(Stored dataset items)
╭──
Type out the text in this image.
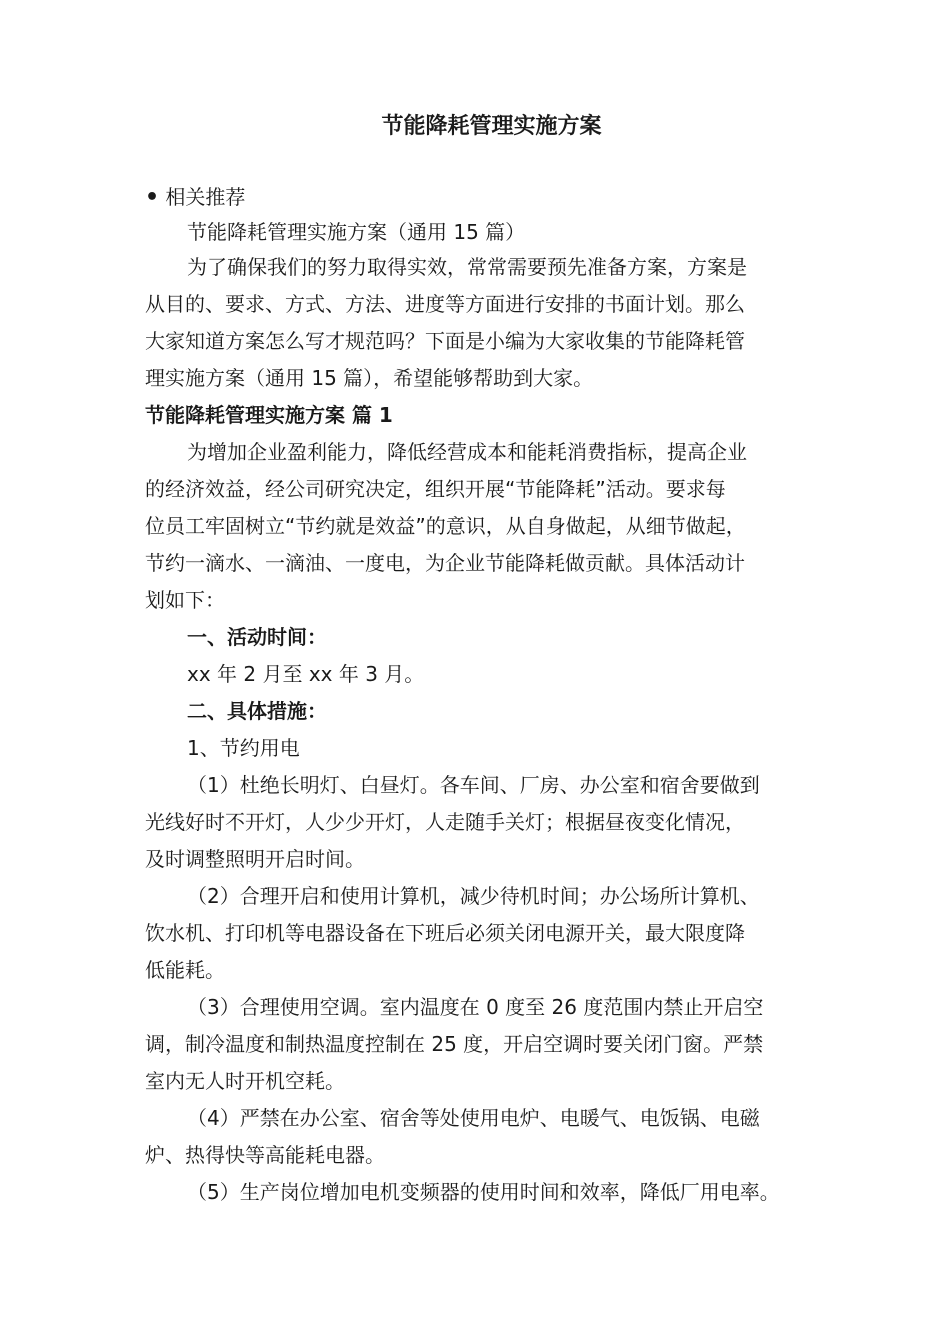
节能降耗管理实施方案

• 相关推荐

节能降耗管理实施方案（通用 15 篇）

为了确保我们的努力取得实效，常常需要预先准备方案，方案是

从目的、要求、方式、方法、进度等方面进行安排的书面计划。那么

大家知道方案怎么写才规范吗？下面是小编为大家收集的节能降耗管

理实施方案（通用 15 篇），希望能够帮助到大家。

节能降耗管理实施方案 篇 1

为增加企业盈利能力，降低经营成本和能耗消费指标，提高企业

的经济效益，经公司研究决定，组织开展“节能降耗”活动。要求每

位员工牢固树立“节约就是效益”的意识，从自身做起，从细节做起，

节约一滴水、一滴油、一度电，为企业节能降耗做贡献。具体活动计

划如下：

一、活动时间：

xx 年 2 月至 xx 年 3 月。

二、具体措施：

1、节约用电

（1）杜绝长明灯、白昼灯。各车间、厂房、办公室和宿舍要做到

光线好时不开灯，人少少开灯，人走随手关灯；根据昼夜变化情况，

及时调整照明开启时间。

（2）合理开启和使用计算机，减少待机时间；办公场所计算机、

饮水机、打印机等电器设备在下班后必须关闭电源开关，最大限度降

低能耗。

（3）合理使用空调。室内温度在 0 度至 26 度范围内禁止开启空

调，制冷温度和制热温度控制在 25 度，开启空调时要关闭门窗。严禁

室内无人时开机空耗。

（4）严禁在办公室、宿舍等处使用电炉、电暖气、电饭锅、电磁

炉、热得快等高能耗电器。

（5）生产岗位增加电机变频器的使用时间和效率，降低厂用电率。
╰──
§ **TO BE DONE**: Every line above should be returned word for word, with the pictures left behind.

§ **RESPONSE TO THIS TASK**:
Type out the text in this image.
节能降耗管理实施方案

• 相关推荐

节能降耗管理实施方案（通用 15 篇）

为了确保我们的努力取得实效，常常需要预先准备方案，方案是

从目的、要求、方式、方法、进度等方面进行安排的书面计划。那么

大家知道方案怎么写才规范吗？下面是小编为大家收集的节能降耗管

理实施方案（通用 15 篇），希望能够帮助到大家。

节能降耗管理实施方案 篇 1

为增加企业盈利能力，降低经营成本和能耗消费指标，提高企业

的经济效益，经公司研究决定，组织开展“节能降耗”活动。要求每

位员工牢固树立“节约就是效益”的意识，从自身做起，从细节做起，

节约一滴水、一滴油、一度电，为企业节能降耗做贡献。具体活动计

划如下：

一、活动时间：

xx 年 2 月至 xx 年 3 月。

二、具体措施：

1、节约用电

（1）杜绝长明灯、白昼灯。各车间、厂房、办公室和宿舍要做到

光线好时不开灯，人少少开灯，人走随手关灯；根据昼夜变化情况，

及时调整照明开启时间。

（2）合理开启和使用计算机，减少待机时间；办公场所计算机、

饮水机、打印机等电器设备在下班后必须关闭电源开关，最大限度降

低能耗。

（3）合理使用空调。室内温度在 0 度至 26 度范围内禁止开启空

调，制冷温度和制热温度控制在 25 度，开启空调时要关闭门窗。严禁

室内无人时开机空耗。

（4）严禁在办公室、宿舍等处使用电炉、电暖气、电饭锅、电磁

炉、热得快等高能耗电器。

（5）生产岗位增加电机变频器的使用时间和效率，降低厂用电率。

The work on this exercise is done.